### Instruction
Write out the records word for word, with no pictures.

### Dataset entries
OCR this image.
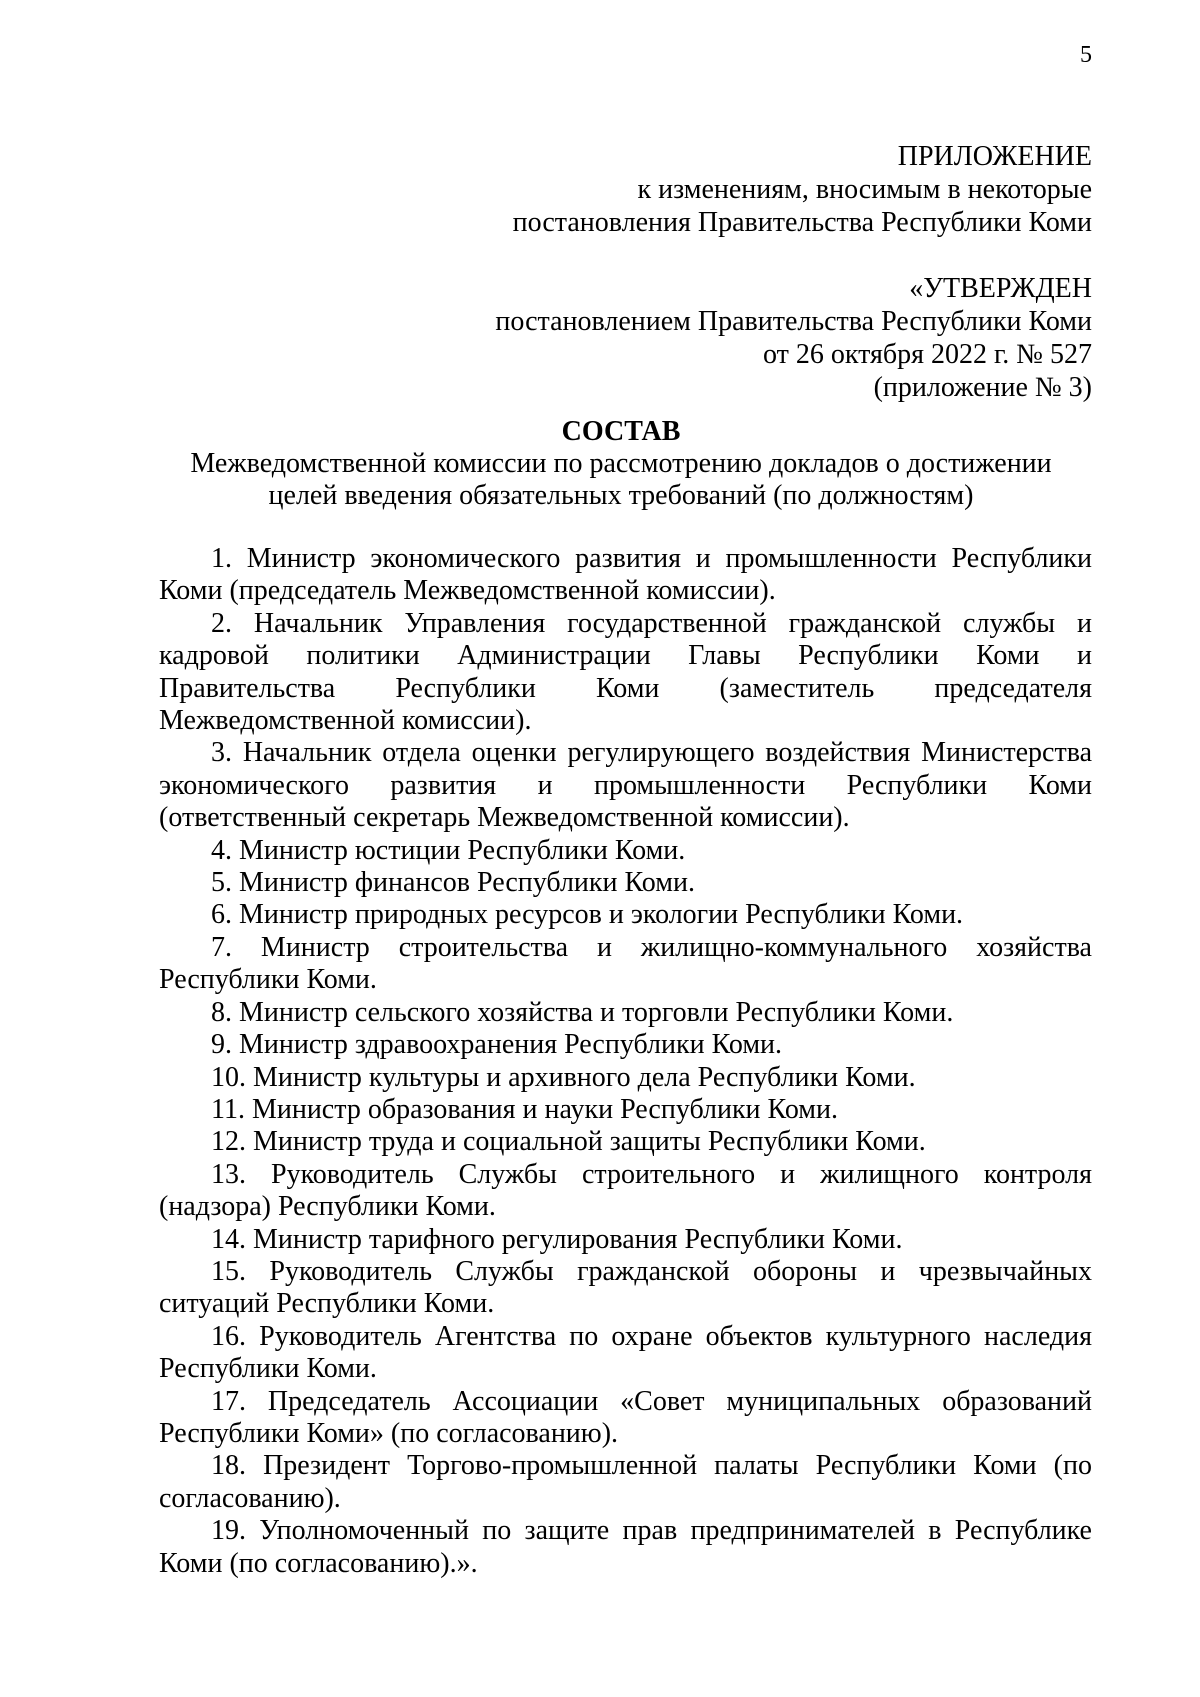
5
ПРИЛОЖЕНИЕ
к изменениям, вносимым в некоторые
постановления Правительства Республики Коми
«УТВЕРЖДЕН
постановлением Правительства Республики Коми
от 26 октября 2022 г. № 527
(приложение № 3)
СОСТАВ
Межведомственной комиссии по рассмотрению докладов о достижении
целей введения обязательных требований (по должностям)

1. Министр экономического развития и промышленности Республики Коми (председатель Межведомственной комиссии).

2. Начальник Управления государственной гражданской службы и кадровой политики Администрации Главы Республики Коми и Правительства Республики Коми (заместитель председателя Межведомственной комиссии).

3. Начальник отдела оценки регулирующего воздействия Министерства экономического развития и промышленности Республики Коми (ответственный секретарь Межведомственной комиссии).

4. Министр юстиции Республики Коми.

5. Министр финансов Республики Коми.

6. Министр природных ресурсов и экологии Республики Коми.

7. Министр строительства и жилищно-коммунального хозяйства Республики Коми.

8. Министр сельского хозяйства и торговли Республики Коми.

9. Министр здравоохранения Республики Коми.

10. Министр культуры и архивного дела Республики Коми.

11. Министр образования и науки Республики Коми.

12. Министр труда и социальной защиты Республики Коми.

13. Руководитель Службы строительного и жилищного контроля (надзора) Республики Коми.

14. Министр тарифного регулирования Республики Коми.

15. Руководитель Службы гражданской обороны и чрезвычайных ситуаций Республики Коми.

16. Руководитель Агентства по охране объектов культурного наследия Республики Коми.

17. Председатель Ассоциации «Совет муниципальных образований Республики Коми» (по согласованию).

18. Президент Торгово-промышленной палаты Республики Коми (по согласованию).

19. Уполномоченный по защите прав предпринимателей в Республике Коми (по согласованию).».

### The response
OCR this image.
5
ПРИЛОЖЕНИЕ
к изменениям, вносимым в некоторые
постановления Правительства Республики Коми
«УТВЕРЖДЕН
постановлением Правительства Республики Коми
от 26 октября 2022 г. № 527
(приложение № 3)
СОСТАВ
Межведомственной комиссии по рассмотрению докладов о достижении
целей введения обязательных требований (по должностям)

1. Министр экономического развития и промышленности Республики Коми (председатель Межведомственной комиссии).

2. Начальник Управления государственной гражданской службы и кадровой политики Администрации Главы Республики Коми и Правительства Республики Коми (заместитель председателя Межведомственной комиссии).

3. Начальник отдела оценки регулирующего воздействия Министерства экономического развития и промышленности Республики Коми (ответственный секретарь Межведомственной комиссии).

4. Министр юстиции Республики Коми.

5. Министр финансов Республики Коми.

6. Министр природных ресурсов и экологии Республики Коми.

7. Министр строительства и жилищно-коммунального хозяйства Республики Коми.

8. Министр сельского хозяйства и торговли Республики Коми.

9. Министр здравоохранения Республики Коми.

10. Министр культуры и архивного дела Республики Коми.

11. Министр образования и науки Республики Коми.

12. Министр труда и социальной защиты Республики Коми.

13. Руководитель Службы строительного и жилищного контроля (надзора) Республики Коми.

14. Министр тарифного регулирования Республики Коми.

15. Руководитель Службы гражданской обороны и чрезвычайных ситуаций Республики Коми.

16. Руководитель Агентства по охране объектов культурного наследия Республики Коми.

17. Председатель Ассоциации «Совет муниципальных образований Республики Коми» (по согласованию).

18. Президент Торгово-промышленной палаты Республики Коми (по согласованию).

19. Уполномоченный по защите прав предпринимателей в Республике Коми (по согласованию).».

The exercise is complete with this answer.